• EXTRACTED ENTRIES
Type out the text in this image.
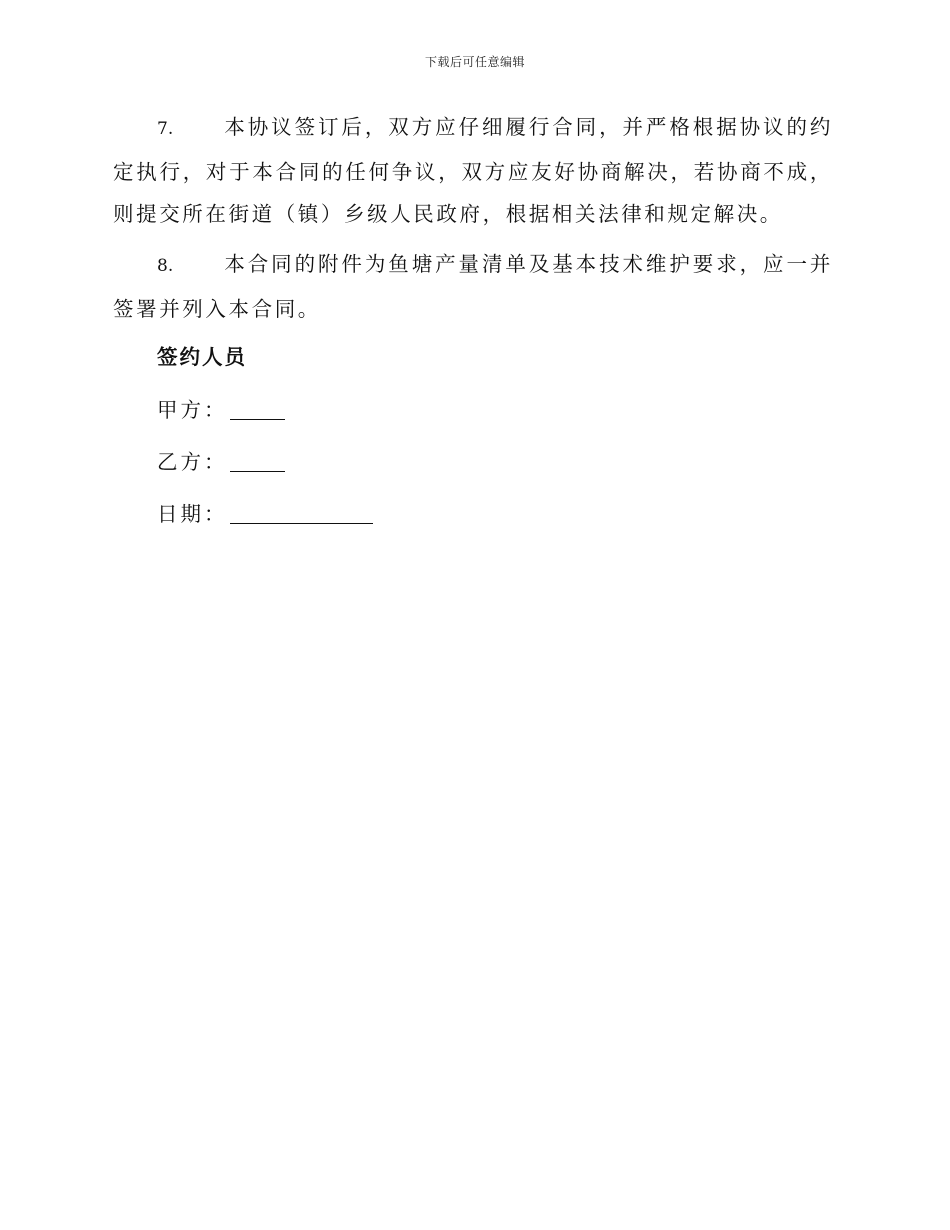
下载后可任意编辑
7. 本协议签订后，双方应仔细履行合同，并严格根据协议的约定执行，对于本合同的任何争议，双方应友好协商解决，若协商不成，则提交所在街道（镇）乡级人民政府，根据相关法律和规定解决。
8. 本合同的附件为鱼塘产量清单及基本技术维护要求，应一并签署并列入本合同。
签约人员
甲方：
乙方：
日期：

• REQUIREMENTS
Your task is to copy the entries in full and exactly, without any images.

• WRITTEN RESPONSE
Type out the text in this image.
下载后可任意编辑
7. 本协议签订后，双方应仔细履行合同，并严格根据协议的约定执行，对于本合同的任何争议，双方应友好协商解决，若协商不成，则提交所在街道（镇）乡级人民政府，根据相关法律和规定解决。
8. 本合同的附件为鱼塘产量清单及基本技术维护要求，应一并签署并列入本合同。
签约人员
甲方：
乙方：
日期：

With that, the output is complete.